- YOUR GOAL:
Copy each line below in which the word "kann" occurs.
## begin THE RECORDS
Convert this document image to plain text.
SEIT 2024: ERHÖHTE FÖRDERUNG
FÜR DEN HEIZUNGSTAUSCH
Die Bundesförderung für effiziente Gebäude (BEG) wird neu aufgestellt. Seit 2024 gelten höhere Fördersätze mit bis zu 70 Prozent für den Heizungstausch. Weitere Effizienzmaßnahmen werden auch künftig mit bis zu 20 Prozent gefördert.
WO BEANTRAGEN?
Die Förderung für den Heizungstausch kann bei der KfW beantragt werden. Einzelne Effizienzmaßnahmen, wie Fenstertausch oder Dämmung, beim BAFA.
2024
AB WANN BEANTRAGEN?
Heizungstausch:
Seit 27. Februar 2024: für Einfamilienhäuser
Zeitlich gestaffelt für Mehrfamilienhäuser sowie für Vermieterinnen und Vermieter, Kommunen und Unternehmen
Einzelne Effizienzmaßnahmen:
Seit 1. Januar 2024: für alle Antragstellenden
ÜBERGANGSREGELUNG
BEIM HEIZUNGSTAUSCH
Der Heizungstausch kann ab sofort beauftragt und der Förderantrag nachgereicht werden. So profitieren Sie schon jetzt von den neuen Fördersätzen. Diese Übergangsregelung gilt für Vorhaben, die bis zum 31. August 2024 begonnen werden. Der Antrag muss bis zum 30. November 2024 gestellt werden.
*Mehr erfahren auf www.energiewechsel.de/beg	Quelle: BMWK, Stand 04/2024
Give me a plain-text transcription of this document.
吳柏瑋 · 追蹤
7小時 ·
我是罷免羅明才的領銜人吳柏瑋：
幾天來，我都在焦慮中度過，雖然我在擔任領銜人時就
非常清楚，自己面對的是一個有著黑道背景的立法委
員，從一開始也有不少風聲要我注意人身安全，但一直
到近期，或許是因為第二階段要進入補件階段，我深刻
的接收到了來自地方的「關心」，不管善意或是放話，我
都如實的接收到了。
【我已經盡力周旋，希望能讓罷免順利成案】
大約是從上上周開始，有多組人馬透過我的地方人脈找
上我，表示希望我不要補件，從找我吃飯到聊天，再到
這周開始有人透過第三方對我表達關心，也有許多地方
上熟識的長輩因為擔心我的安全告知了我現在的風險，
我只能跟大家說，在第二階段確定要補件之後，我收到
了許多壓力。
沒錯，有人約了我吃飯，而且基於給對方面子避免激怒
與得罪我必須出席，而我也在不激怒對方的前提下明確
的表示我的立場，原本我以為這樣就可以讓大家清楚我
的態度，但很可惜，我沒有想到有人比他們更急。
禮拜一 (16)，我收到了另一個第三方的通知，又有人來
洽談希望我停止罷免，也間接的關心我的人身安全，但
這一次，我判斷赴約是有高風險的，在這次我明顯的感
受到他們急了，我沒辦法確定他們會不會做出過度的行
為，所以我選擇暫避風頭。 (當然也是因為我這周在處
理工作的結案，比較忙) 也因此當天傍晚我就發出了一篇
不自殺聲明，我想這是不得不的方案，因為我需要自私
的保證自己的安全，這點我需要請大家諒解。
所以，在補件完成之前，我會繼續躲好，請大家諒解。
## end THE RECORDS
- TASK OUTPUT:
Die Förderung für den Heizungstausch kann bei der KfW beantragt werden. Einzelne Effizienzmaßnahmen, wie Fenstertausch oder Dämmung, beim BAFA.
Der Heizungstausch kann ab sofort beauftragt und der Förderantrag nachgereicht werden. So profitieren Sie schon jetzt von den neuen Fördersätzen. Diese Übergangsregelung gilt für Vorhaben, die bis zum 31. August 2024 begonnen werden. Der Antrag muss bis zum 30. November 2024 gestellt werden.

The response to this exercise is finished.